**Material provided**
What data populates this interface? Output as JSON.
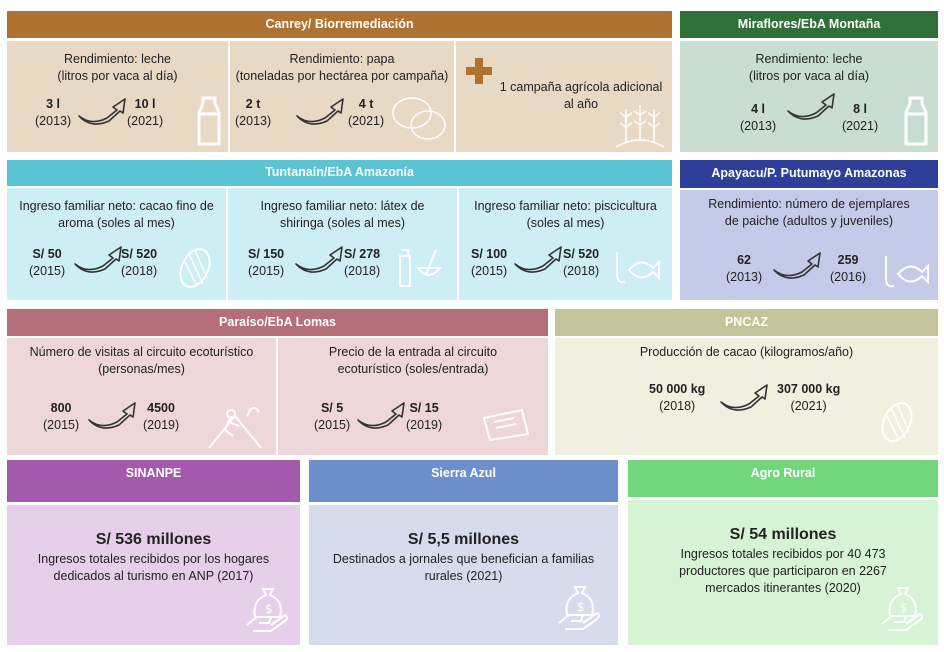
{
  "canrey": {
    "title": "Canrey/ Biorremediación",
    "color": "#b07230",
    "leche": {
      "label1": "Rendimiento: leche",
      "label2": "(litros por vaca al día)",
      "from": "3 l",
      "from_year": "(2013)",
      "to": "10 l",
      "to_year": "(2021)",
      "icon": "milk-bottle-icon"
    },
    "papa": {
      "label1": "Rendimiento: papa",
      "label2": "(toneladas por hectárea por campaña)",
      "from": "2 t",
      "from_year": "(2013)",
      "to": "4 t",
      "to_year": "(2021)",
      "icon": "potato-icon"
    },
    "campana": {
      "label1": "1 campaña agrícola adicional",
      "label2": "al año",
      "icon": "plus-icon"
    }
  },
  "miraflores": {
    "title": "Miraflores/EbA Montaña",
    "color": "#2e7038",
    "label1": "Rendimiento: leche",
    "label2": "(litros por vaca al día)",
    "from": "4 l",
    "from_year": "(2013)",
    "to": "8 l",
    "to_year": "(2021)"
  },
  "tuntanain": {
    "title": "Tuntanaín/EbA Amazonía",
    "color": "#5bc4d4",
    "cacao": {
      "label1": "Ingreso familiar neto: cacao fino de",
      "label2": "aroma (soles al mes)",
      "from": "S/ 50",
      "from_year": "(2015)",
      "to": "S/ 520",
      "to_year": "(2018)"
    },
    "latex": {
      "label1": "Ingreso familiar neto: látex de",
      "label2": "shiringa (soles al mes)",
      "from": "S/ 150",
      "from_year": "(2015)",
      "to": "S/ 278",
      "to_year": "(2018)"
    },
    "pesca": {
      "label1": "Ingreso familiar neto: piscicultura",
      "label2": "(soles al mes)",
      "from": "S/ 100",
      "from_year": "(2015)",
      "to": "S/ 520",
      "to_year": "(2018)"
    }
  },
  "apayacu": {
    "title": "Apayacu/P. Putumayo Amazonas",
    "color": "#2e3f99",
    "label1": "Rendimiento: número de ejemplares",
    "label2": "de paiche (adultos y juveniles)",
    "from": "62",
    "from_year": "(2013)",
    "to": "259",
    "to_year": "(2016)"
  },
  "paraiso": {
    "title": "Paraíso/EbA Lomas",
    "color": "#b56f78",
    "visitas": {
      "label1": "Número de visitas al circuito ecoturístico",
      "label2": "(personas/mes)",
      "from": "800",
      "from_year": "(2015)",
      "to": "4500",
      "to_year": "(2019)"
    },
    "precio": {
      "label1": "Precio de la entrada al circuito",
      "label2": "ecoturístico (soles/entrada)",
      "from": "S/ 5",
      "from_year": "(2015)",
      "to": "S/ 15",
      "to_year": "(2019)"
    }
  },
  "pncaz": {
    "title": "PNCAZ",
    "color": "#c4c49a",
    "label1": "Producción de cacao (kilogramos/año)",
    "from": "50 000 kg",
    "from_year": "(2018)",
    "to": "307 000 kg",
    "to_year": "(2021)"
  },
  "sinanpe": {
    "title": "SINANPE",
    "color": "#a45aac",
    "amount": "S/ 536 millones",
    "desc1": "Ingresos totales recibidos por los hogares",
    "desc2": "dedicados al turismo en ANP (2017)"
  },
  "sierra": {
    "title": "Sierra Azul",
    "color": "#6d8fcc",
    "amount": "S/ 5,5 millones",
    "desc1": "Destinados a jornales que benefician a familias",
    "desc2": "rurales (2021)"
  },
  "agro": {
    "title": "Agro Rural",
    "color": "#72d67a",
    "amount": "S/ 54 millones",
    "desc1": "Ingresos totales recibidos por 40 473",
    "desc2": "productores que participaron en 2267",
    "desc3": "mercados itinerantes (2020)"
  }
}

**Job**
Show all lines from the records above where the word "cacao" occurs.

**Exercise response**
    "cacao": {
      "label1": "Ingreso familiar neto: cacao fino de",
    "label1": "Producción de cacao (kilogramos/año)",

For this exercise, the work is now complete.